(Written request) Copy the following listing line for line, without changing anything.

(Supplied material)
################

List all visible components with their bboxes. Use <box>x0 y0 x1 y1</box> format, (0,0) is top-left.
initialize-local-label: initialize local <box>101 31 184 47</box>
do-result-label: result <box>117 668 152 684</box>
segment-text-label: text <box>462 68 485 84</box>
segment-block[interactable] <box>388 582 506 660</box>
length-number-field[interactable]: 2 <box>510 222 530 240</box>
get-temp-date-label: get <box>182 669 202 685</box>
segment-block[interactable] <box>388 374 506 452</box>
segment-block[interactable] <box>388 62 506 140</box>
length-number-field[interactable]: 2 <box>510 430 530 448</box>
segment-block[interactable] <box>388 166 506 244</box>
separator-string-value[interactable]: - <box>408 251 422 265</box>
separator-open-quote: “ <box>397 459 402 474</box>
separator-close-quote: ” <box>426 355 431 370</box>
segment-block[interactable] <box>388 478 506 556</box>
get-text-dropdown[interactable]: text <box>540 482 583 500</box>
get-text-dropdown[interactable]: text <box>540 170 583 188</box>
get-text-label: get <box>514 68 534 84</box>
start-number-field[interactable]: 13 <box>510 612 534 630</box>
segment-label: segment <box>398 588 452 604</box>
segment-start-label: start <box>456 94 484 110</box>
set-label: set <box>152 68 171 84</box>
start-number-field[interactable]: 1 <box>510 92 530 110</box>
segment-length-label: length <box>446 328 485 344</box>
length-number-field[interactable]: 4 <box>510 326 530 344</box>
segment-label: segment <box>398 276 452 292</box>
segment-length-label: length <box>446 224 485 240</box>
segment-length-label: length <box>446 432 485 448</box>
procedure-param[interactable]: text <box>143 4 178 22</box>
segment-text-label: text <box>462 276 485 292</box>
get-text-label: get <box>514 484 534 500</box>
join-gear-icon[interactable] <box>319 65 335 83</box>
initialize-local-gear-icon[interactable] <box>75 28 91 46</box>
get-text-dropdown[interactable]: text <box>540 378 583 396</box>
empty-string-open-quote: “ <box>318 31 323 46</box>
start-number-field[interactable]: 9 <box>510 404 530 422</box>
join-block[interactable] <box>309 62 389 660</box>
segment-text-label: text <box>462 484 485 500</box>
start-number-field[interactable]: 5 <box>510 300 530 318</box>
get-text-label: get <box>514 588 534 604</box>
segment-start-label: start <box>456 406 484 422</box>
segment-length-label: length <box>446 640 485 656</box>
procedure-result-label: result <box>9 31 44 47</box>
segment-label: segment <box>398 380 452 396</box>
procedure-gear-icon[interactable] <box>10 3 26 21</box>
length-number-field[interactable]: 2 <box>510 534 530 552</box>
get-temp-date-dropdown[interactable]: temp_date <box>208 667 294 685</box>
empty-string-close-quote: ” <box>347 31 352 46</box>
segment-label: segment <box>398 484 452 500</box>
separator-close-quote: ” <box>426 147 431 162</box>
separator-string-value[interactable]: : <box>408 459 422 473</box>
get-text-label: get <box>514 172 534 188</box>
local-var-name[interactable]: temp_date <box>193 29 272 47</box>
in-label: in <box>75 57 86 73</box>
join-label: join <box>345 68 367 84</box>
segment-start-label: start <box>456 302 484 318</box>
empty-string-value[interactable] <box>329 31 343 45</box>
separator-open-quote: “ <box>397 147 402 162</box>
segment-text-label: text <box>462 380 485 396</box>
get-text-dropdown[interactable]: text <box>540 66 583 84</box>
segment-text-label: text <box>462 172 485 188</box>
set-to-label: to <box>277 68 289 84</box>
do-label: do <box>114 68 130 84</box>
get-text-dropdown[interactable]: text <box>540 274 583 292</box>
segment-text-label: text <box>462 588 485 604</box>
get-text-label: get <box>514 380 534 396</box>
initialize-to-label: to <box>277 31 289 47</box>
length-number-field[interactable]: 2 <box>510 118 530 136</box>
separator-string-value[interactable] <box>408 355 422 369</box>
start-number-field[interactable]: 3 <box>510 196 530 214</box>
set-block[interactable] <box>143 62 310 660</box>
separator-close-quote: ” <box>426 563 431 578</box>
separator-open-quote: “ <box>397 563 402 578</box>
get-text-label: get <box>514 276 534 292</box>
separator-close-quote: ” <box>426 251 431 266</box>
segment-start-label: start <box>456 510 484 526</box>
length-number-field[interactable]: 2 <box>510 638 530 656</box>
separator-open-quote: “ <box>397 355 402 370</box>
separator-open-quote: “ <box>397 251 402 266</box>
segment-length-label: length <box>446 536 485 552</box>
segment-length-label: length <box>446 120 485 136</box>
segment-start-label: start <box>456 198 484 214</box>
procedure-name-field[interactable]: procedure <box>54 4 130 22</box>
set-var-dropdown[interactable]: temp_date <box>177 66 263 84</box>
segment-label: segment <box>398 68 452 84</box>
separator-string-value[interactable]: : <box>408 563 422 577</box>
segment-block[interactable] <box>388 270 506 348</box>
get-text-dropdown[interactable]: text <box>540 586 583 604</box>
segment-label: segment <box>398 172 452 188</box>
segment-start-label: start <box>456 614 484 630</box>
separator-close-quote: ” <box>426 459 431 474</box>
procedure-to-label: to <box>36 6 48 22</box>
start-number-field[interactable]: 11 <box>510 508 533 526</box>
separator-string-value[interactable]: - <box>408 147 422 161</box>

################

(Completed task)
List all visible components with their bboxes. Use <box>x0 y0 x1 y1</box> format, (0,0) is top-left.
initialize-local-label: initialize local <box>101 31 184 47</box>
do-result-label: result <box>117 668 152 684</box>
segment-text-label: text <box>462 68 485 84</box>
segment-block[interactable] <box>388 582 506 660</box>
length-number-field[interactable]: 2 <box>510 222 530 240</box>
get-temp-date-label: get <box>182 669 202 685</box>
segment-block[interactable] <box>388 374 506 452</box>
segment-block[interactable] <box>388 62 506 140</box>
length-number-field[interactable]: 2 <box>510 430 530 448</box>
segment-block[interactable] <box>388 166 506 244</box>
separator-string-value[interactable]: - <box>408 251 422 265</box>
separator-open-quote: “ <box>397 459 402 474</box>
separator-close-quote: ” <box>426 355 431 370</box>
segment-block[interactable] <box>388 478 506 556</box>
get-text-dropdown[interactable]: text <box>540 482 583 500</box>
get-text-dropdown[interactable]: text <box>540 170 583 188</box>
get-text-label: get <box>514 68 534 84</box>
start-number-field[interactable]: 13 <box>510 612 534 630</box>
segment-label: segment <box>398 588 452 604</box>
segment-start-label: start <box>456 94 484 110</box>
set-label: set <box>152 68 171 84</box>
start-number-field[interactable]: 1 <box>510 92 530 110</box>
segment-length-label: length <box>446 328 485 344</box>
length-number-field[interactable]: 4 <box>510 326 530 344</box>
segment-label: segment <box>398 276 452 292</box>
segment-length-label: length <box>446 224 485 240</box>
segment-length-label: length <box>446 432 485 448</box>
procedure-param[interactable]: text <box>143 4 178 22</box>
segment-text-label: text <box>462 276 485 292</box>
get-text-label: get <box>514 484 534 500</box>
join-gear-icon[interactable] <box>319 65 335 83</box>
initialize-local-gear-icon[interactable] <box>75 28 91 46</box>
get-text-dropdown[interactable]: text <box>540 378 583 396</box>
empty-string-open-quote: “ <box>318 31 323 46</box>
start-number-field[interactable]: 9 <box>510 404 530 422</box>
join-block[interactable] <box>309 62 389 660</box>
segment-text-label: text <box>462 484 485 500</box>
start-number-field[interactable]: 5 <box>510 300 530 318</box>
get-text-label: get <box>514 588 534 604</box>
segment-start-label: start <box>456 406 484 422</box>
segment-length-label: length <box>446 640 485 656</box>
procedure-result-label: result <box>9 31 44 47</box>
segment-label: segment <box>398 380 452 396</box>
procedure-gear-icon[interactable] <box>10 3 26 21</box>
length-number-field[interactable]: 2 <box>510 534 530 552</box>
get-temp-date-dropdown[interactable]: temp_date <box>208 667 294 685</box>
empty-string-close-quote: ” <box>347 31 352 46</box>
segment-label: segment <box>398 484 452 500</box>
separator-close-quote: ” <box>426 147 431 162</box>
separator-string-value[interactable]: : <box>408 459 422 473</box>
get-text-label: get <box>514 172 534 188</box>
local-var-name[interactable]: temp_date <box>193 29 272 47</box>
in-label: in <box>75 57 86 73</box>
join-label: join <box>345 68 367 84</box>
segment-start-label: start <box>456 302 484 318</box>
empty-string-value[interactable] <box>329 31 343 45</box>
separator-open-quote: “ <box>397 147 402 162</box>
segment-text-label: text <box>462 380 485 396</box>
get-text-dropdown[interactable]: text <box>540 66 583 84</box>
segment-text-label: text <box>462 172 485 188</box>
set-to-label: to <box>277 68 289 84</box>
do-label: do <box>114 68 130 84</box>
get-text-dropdown[interactable]: text <box>540 274 583 292</box>
segment-text-label: text <box>462 588 485 604</box>
get-text-label: get <box>514 380 534 396</box>
initialize-to-label: to <box>277 31 289 47</box>
length-number-field[interactable]: 2 <box>510 118 530 136</box>
separator-string-value[interactable] <box>408 355 422 369</box>
start-number-field[interactable]: 3 <box>510 196 530 214</box>
set-block[interactable] <box>143 62 310 660</box>
separator-close-quote: ” <box>426 563 431 578</box>
separator-open-quote: “ <box>397 563 402 578</box>
get-text-label: get <box>514 276 534 292</box>
separator-close-quote: ” <box>426 251 431 266</box>
segment-start-label: start <box>456 510 484 526</box>
length-number-field[interactable]: 2 <box>510 638 530 656</box>
separator-open-quote: “ <box>397 355 402 370</box>
separator-open-quote: “ <box>397 251 402 266</box>
segment-length-label: length <box>446 536 485 552</box>
segment-length-label: length <box>446 120 485 136</box>
segment-start-label: start <box>456 198 484 214</box>
procedure-name-field[interactable]: procedure <box>54 4 130 22</box>
set-var-dropdown[interactable]: temp_date <box>177 66 263 84</box>
segment-label: segment <box>398 68 452 84</box>
separator-string-value[interactable]: : <box>408 563 422 577</box>
segment-block[interactable] <box>388 270 506 348</box>
get-text-dropdown[interactable]: text <box>540 586 583 604</box>
segment-label: segment <box>398 172 452 188</box>
segment-start-label: start <box>456 614 484 630</box>
separator-close-quote: ” <box>426 459 431 474</box>
procedure-to-label: to <box>36 6 48 22</box>
start-number-field[interactable]: 11 <box>510 508 533 526</box>
separator-string-value[interactable]: - <box>408 147 422 161</box>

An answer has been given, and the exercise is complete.